#### [Task requirements]
Extract the entries in their exact form.

#### [Provided entries]
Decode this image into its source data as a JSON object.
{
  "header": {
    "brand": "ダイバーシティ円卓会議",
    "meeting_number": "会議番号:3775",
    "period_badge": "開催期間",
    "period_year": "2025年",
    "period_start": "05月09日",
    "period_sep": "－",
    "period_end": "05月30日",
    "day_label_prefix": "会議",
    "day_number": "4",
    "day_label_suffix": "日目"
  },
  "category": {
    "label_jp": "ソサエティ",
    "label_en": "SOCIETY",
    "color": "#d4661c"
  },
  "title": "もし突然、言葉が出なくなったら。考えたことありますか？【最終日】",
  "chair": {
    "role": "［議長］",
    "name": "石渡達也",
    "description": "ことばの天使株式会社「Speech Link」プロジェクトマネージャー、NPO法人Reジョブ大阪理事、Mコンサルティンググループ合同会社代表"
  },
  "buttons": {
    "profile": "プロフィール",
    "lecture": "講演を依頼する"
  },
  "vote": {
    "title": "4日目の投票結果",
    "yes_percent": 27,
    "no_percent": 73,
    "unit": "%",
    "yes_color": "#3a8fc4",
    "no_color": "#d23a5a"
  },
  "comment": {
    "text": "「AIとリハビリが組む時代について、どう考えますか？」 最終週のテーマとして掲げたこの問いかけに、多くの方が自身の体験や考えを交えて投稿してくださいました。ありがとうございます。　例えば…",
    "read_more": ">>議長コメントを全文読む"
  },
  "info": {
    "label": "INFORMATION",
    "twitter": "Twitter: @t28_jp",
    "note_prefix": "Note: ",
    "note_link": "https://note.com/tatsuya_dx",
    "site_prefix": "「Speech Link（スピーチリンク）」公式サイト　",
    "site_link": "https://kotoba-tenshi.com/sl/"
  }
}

#### [Written response]
Decode this image into its source data as a JSON object.
{
  "header": {
    "brand": "ダイバーシティ円卓会議",
    "meeting_number": "会議番号:3775",
    "period_badge": "開催期間",
    "period_year": "2025年",
    "period_start": "05月09日",
    "period_sep": "－",
    "period_end": "05月30日",
    "day_label_prefix": "会議",
    "day_number": "4",
    "day_label_suffix": "日目"
  },
  "category": {
    "label_jp": "ソサエティ",
    "label_en": "SOCIETY",
    "color": "#d4661c"
  },
  "title": "もし突然、言葉が出なくなったら。考えたことありますか？【最終日】",
  "chair": {
    "role": "［議長］",
    "name": "石渡達也",
    "description": "ことばの天使株式会社「Speech Link」プロジェクトマネージャー、NPO法人Reジョブ大阪理事、Mコンサルティンググループ合同会社代表"
  },
  "buttons": {
    "profile": "プロフィール",
    "lecture": "講演を依頼する"
  },
  "vote": {
    "title": "4日目の投票結果",
    "yes_percent": 27,
    "no_percent": 73,
    "unit": "%",
    "yes_color": "#3a8fc4",
    "no_color": "#d23a5a"
  },
  "comment": {
    "text": "「AIとリハビリが組む時代について、どう考えますか？」 最終週のテーマとして掲げたこの問いかけに、多くの方が自身の体験や考えを交えて投稿してくださいました。ありがとうございます。　例えば…",
    "read_more": ">>議長コメントを全文読む"
  },
  "info": {
    "label": "INFORMATION",
    "twitter": "Twitter: @t28_jp",
    "note_prefix": "Note: ",
    "note_link": "https://note.com/tatsuya_dx",
    "site_prefix": "「Speech Link（スピーチリンク）」公式サイト　",
    "site_link": "https://kotoba-tenshi.com/sl/"
  }
}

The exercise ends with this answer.